:: Problem to solve ::
From the entries that follow, list every line in which the string "Start" appears.

:: Records for the exercise ::
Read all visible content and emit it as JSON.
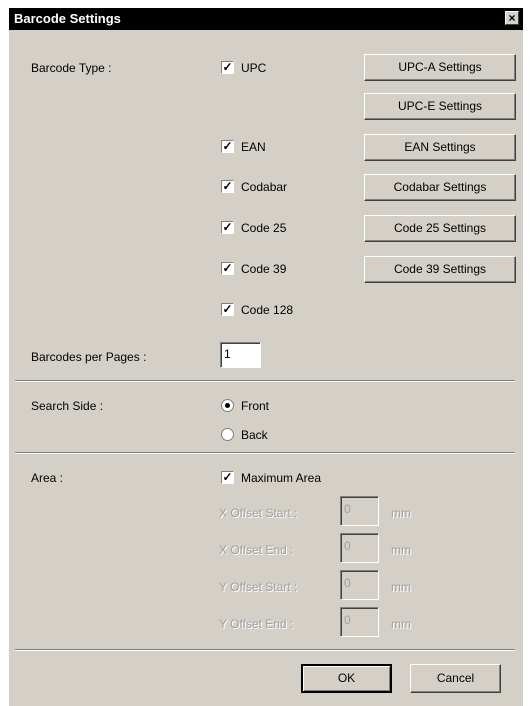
{
  "window": {
    "title": "Barcode Settings",
    "close": "×"
  },
  "barcode_type": {
    "label": "Barcode Type :",
    "options": [
      {
        "label": "UPC",
        "checked": true
      },
      {
        "label": "EAN",
        "checked": true
      },
      {
        "label": "Codabar",
        "checked": true
      },
      {
        "label": "Code 25",
        "checked": true
      },
      {
        "label": "Code 39",
        "checked": true
      },
      {
        "label": "Code 128",
        "checked": true
      }
    ],
    "buttons": {
      "upca": "UPC-A Settings",
      "upce": "UPC-E Settings",
      "ean": "EAN Settings",
      "codabar": "Codabar Settings",
      "code25": "Code 25 Settings",
      "code39": "Code 39 Settings"
    }
  },
  "per_page": {
    "label": "Barcodes per Pages :",
    "value": "1"
  },
  "search_side": {
    "label": "Search Side :",
    "options": [
      {
        "label": "Front",
        "selected": true
      },
      {
        "label": "Back",
        "selected": false
      }
    ]
  },
  "area": {
    "label": "Area :",
    "max_area": {
      "label": "Maximum Area",
      "checked": true
    },
    "offsets": [
      {
        "label": "X Offset Start :",
        "value": "0",
        "unit": "mm"
      },
      {
        "label": "X Offset End :",
        "value": "0",
        "unit": "mm"
      },
      {
        "label": "Y Offset Start :",
        "value": "0",
        "unit": "mm"
      },
      {
        "label": "Y Offset End :",
        "value": "0",
        "unit": "mm"
      }
    ]
  },
  "footer": {
    "ok": "OK",
    "cancel": "Cancel"
  },
  "check_mark": "✓"
}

:: Exercise answer ::
        "label": "X Offset Start :",
        "label": "Y Offset Start :",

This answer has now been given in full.